### [Short problem]
Below are some entries. Copy each line that holds the string "Output".

(Data entries)
-=-=-=-=-

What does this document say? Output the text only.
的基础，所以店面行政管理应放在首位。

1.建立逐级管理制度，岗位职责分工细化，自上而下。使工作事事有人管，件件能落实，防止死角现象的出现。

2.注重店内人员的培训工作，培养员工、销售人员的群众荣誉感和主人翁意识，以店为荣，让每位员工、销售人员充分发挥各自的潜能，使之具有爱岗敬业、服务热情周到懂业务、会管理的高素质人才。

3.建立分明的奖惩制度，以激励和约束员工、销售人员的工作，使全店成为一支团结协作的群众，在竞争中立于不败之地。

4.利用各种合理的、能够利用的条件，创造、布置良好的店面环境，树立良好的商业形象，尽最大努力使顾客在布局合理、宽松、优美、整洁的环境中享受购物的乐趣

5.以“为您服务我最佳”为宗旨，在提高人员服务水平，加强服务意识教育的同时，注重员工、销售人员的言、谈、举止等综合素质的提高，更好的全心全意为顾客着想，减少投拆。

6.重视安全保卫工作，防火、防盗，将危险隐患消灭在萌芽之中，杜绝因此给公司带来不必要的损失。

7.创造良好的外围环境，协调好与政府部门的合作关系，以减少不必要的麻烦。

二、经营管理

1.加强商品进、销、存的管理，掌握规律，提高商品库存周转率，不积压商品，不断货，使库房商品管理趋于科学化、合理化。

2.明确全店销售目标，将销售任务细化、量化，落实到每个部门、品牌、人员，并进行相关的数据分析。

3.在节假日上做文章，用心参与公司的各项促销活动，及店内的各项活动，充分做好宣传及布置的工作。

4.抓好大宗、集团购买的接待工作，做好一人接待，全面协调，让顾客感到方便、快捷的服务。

-=-=-=-=-

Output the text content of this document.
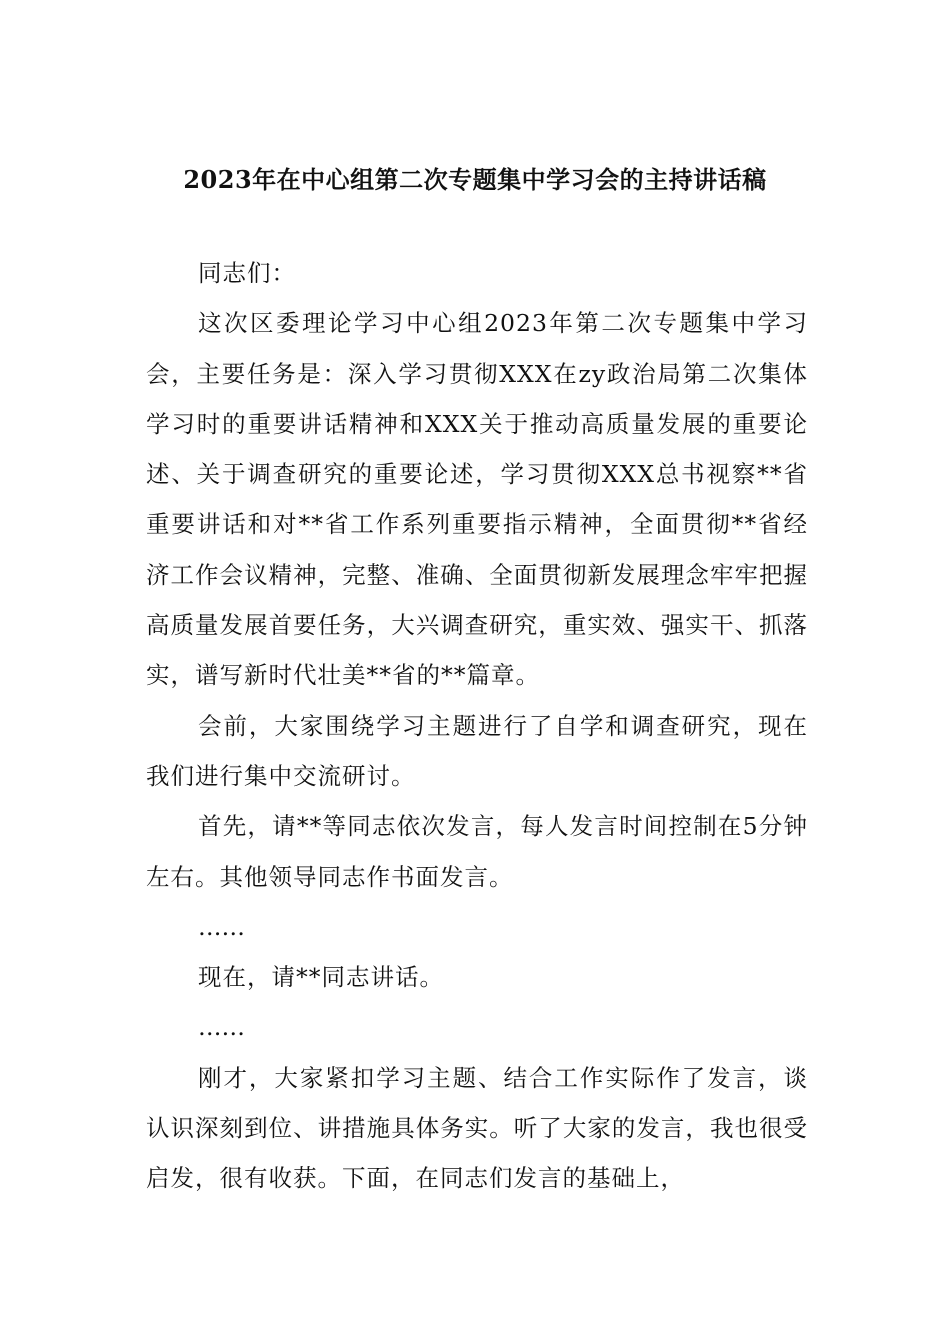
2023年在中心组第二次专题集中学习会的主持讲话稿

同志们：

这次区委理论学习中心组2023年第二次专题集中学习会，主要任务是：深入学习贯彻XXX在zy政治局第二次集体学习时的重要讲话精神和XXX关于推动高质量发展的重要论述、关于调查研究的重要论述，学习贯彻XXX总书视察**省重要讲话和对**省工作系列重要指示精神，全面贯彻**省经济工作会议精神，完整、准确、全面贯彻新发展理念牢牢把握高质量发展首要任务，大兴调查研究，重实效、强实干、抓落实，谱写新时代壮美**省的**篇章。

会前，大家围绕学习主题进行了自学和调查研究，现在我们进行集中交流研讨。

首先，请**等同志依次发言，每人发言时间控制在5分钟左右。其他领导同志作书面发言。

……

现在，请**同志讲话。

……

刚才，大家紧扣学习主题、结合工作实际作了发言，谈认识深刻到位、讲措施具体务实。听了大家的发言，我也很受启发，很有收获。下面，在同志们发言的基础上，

-=-=-=-=-

### [Solution to this task]
What does this document say? Output the text only.
Output the text content of this document.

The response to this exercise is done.